# Kalender erstellen



## candychica85 (26. November 2007)

Hallo, bin neu hier...kann mir jemand sagen, wie ich Kalenderblätter im Photoshop CS2 erstellen kann, also z.B. Januar (als Wasserbild) im Hintergrund und dann im Vordergrund mit dem erstellten bzw. bearbeiteten Foto von mir.

Ich will für meine Family einen mit "Urlaubsbildern" erstellen, d.h. ich füge mich
in bestimmte Hintergründe eines Ortes ein.

Bitte um Antwort...


----------



## Ochsenfrosch (26. November 2007)

Was meinst du genau mit Januar als Wasserbild? Du kannst Ebenen durchsichtig machen. Vielleicht hilft dir das.


----------



## janoc (26. November 2007)

Du meinst wohl "Wasserzeichen", das erreichst du – wie bereits angeschnitten – am einfachsten über die Deckkraft von Ebenen.

********

■ Schriftliche Anfrage A: Schreib aus den Zeilen unten wörtlich ab: Beginne bei der Zeile, die "header-exam-duration: 考试时长 —" enthält, und hör nach der Zeile auf, die "paragraph-article-22: 第二十二条学校按第一志愿和第二志愿分别组织单招考试。第一志愿考试时间为 2026…" enthält.

■ Angezeigte Daten:
********

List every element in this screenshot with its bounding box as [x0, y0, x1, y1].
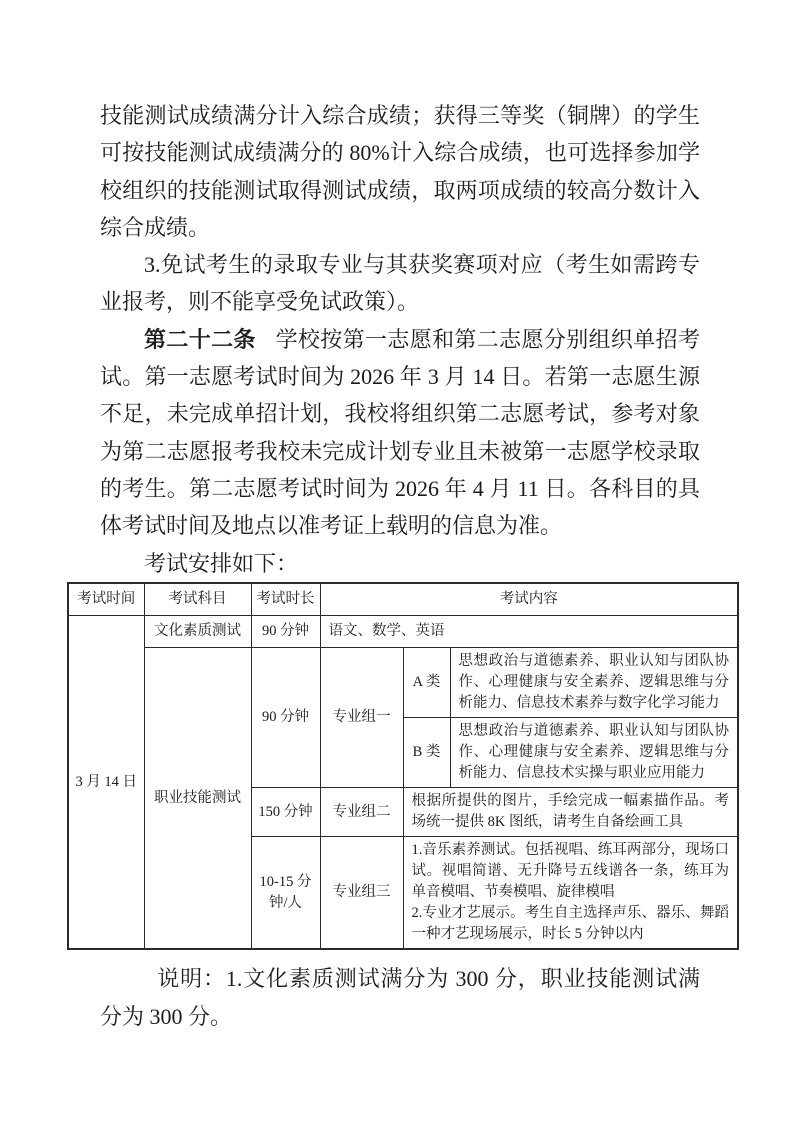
header-exam-duration: 考试时长 — [251, 583, 320, 616]
article-22-number: 第二十二条 — [144, 327, 256, 352]
cell-class-a-label: A 类 — [403, 648, 450, 718]
header-exam-time: 考试时间 — [68, 583, 144, 616]
cell-group1-name: 专业组一 — [320, 648, 403, 788]
group3-content-line2: 2.专业才艺展示。考生自主选择声乐、器乐、舞蹈一种才艺现场展示，时长 5 分钟以… — [412, 903, 730, 945]
header-exam-content: 考试内容 — [320, 583, 738, 616]
cell-group2-name: 专业组二 — [320, 788, 403, 837]
cell-group3-name: 专业组三 — [320, 837, 403, 950]
cell-class-b-content: 思想政治与道德素养、职业认知与团队协作、心理健康与安全素养、逻辑思维与分析能力、… — [450, 718, 738, 788]
row-culture-test: 3 月 14 日 文化素质测试 90 分钟 语文、数学、英语 — [68, 616, 738, 648]
document-body: 技能测试成绩满分计入综合成绩；获得三等奖（铜牌）的学生可按技能测试成绩满分的 8… — [0, 0, 800, 582]
header-exam-subject: 考试科目 — [144, 583, 251, 616]
article-22-text: 学校按第一志愿和第二志愿分别组织单招考试。第一志愿考试时间为 2026 年 3 … — [100, 327, 700, 538]
table-note: 说明：1.文化素质测试满分为 300 分，职业技能测试满分为 300 分。 — [100, 960, 700, 1035]
cell-group1-duration: 90 分钟 — [251, 648, 320, 788]
cell-group3-duration: 10-15 分钟/人 — [251, 837, 320, 950]
cell-exam-date: 3 月 14 日 — [68, 616, 144, 950]
document-page: 技能测试成绩满分计入综合成绩；获得三等奖（铜牌）的学生可按技能测试成绩满分的 8… — [0, 0, 800, 1132]
group3-content-line1: 1.音乐素养测试。包括视唱、练耳两部分，现场口试。视唱简谱、无升降号五线谱各一条… — [412, 840, 730, 903]
paragraph-exemption-item3: 3.免试考生的录取专业与其获奖赛项对应（考生如需跨专业报考，则不能享受免试政策）… — [100, 246, 700, 321]
row-group1-class-a: 职业技能测试 90 分钟 专业组一 A 类 思想政治与道德素养、职业认知与团队协… — [68, 648, 738, 718]
cell-culture-content: 语文、数学、英语 — [320, 616, 738, 648]
cell-culture-subject: 文化素质测试 — [144, 616, 251, 648]
cell-skill-subject: 职业技能测试 — [144, 648, 251, 950]
paragraph-article-22: 第二十二条学校按第一志愿和第二志愿分别组织单招考试。第一志愿考试时间为 2026… — [100, 321, 700, 545]
cell-class-a-content: 思想政治与道德素养、职业认知与团队协作、心理健康与安全素养、逻辑思维与分析能力、… — [450, 648, 738, 718]
paragraph-table-intro: 考试安排如下： — [100, 545, 700, 582]
cell-group2-content: 根据所提供的图片，手绘完成一幅素描作品。考场统一提供 8K 图纸，请考生自备绘画… — [403, 788, 738, 837]
table-header-row: 考试时间 考试科目 考试时长 考试内容 — [68, 583, 738, 616]
exam-schedule-table: 考试时间 考试科目 考试时长 考试内容 3 月 14 日 文化素质测试 90 分… — [67, 582, 739, 951]
cell-class-b-label: B 类 — [403, 718, 450, 788]
paragraph-skill-score-continuation: 技能测试成绩满分计入综合成绩；获得三等奖（铜牌）的学生可按技能测试成绩满分的 8… — [100, 97, 700, 246]
cell-group3-content: 1.音乐素养测试。包括视唱、练耳两部分，现场口试。视唱简谱、无升降号五线谱各一条… — [403, 837, 738, 950]
cell-group2-duration: 150 分钟 — [251, 788, 320, 837]
cell-culture-duration: 90 分钟 — [251, 616, 320, 648]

********

■ Schriftliche Anfrage B: Wie geht der Forenthread oben über das Erstellen von Kalenderblättern in Photoshop weiter? Schreib die Fortsetzung.

■ Antwort A:
header-exam-duration: 考试时长 — [251, 583, 320, 616]
article-22-number: 第二十二条 — [144, 327, 256, 352]
cell-class-a-label: A 类 — [403, 648, 450, 718]
header-exam-time: 考试时间 — [68, 583, 144, 616]
cell-group1-name: 专业组一 — [320, 648, 403, 788]
group3-content-line2: 2.专业才艺展示。考生自主选择声乐、器乐、舞蹈一种才艺现场展示，时长 5 分钟以… — [412, 903, 730, 945]
header-exam-content: 考试内容 — [320, 583, 738, 616]
cell-group2-name: 专业组二 — [320, 788, 403, 837]
cell-group3-name: 专业组三 — [320, 837, 403, 950]
cell-class-b-content: 思想政治与道德素养、职业认知与团队协作、心理健康与安全素养、逻辑思维与分析能力、… — [450, 718, 738, 788]
row-culture-test: 3 月 14 日 文化素质测试 90 分钟 语文、数学、英语 — [68, 616, 738, 648]
document-body: 技能测试成绩满分计入综合成绩；获得三等奖（铜牌）的学生可按技能测试成绩满分的 8… — [0, 0, 800, 582]
header-exam-subject: 考试科目 — [144, 583, 251, 616]
article-22-text: 学校按第一志愿和第二志愿分别组织单招考试。第一志愿考试时间为 2026 年 3 … — [100, 327, 700, 538]
table-note: 说明：1.文化素质测试满分为 300 分，职业技能测试满分为 300 分。 — [100, 960, 700, 1035]
cell-group1-duration: 90 分钟 — [251, 648, 320, 788]
cell-group3-duration: 10-15 分钟/人 — [251, 837, 320, 950]
cell-exam-date: 3 月 14 日 — [68, 616, 144, 950]
document-page: 技能测试成绩满分计入综合成绩；获得三等奖（铜牌）的学生可按技能测试成绩满分的 8… — [0, 0, 800, 1132]
group3-content-line1: 1.音乐素养测试。包括视唱、练耳两部分，现场口试。视唱简谱、无升降号五线谱各一条… — [412, 840, 730, 903]
paragraph-exemption-item3: 3.免试考生的录取专业与其获奖赛项对应（考生如需跨专业报考，则不能享受免试政策）… — [100, 246, 700, 321]
row-group1-class-a: 职业技能测试 90 分钟 专业组一 A 类 思想政治与道德素养、职业认知与团队协… — [68, 648, 738, 718]
cell-culture-content: 语文、数学、英语 — [320, 616, 738, 648]
cell-culture-subject: 文化素质测试 — [144, 616, 251, 648]
cell-skill-subject: 职业技能测试 — [144, 648, 251, 950]
paragraph-article-22: 第二十二条学校按第一志愿和第二志愿分别组织单招考试。第一志愿考试时间为 2026… — [100, 321, 700, 545]

■ Antwort B:
----------



## hierbavida (27. November 2007)

oder wurde Wssereffekt erstellen gemeint?
Habe mit Wolken einen HG erzeugt. Mit Filter Ozeanwellen, dann Bewgungsunschärfe, anschließend radialer Weichzeichner und  etwas verblasst.
Freigestellter Kopf als neue Ebene, verzogen geklont (Stempel) mit 35% Deckkraft gespiegelt.
Übergang aus Welle mit weicher Kante kopiert.
Anschließend neutralgraue Ebene (Modus weiches Licht) und mit weiß und schwarz Licht und Schatten gezeichnet.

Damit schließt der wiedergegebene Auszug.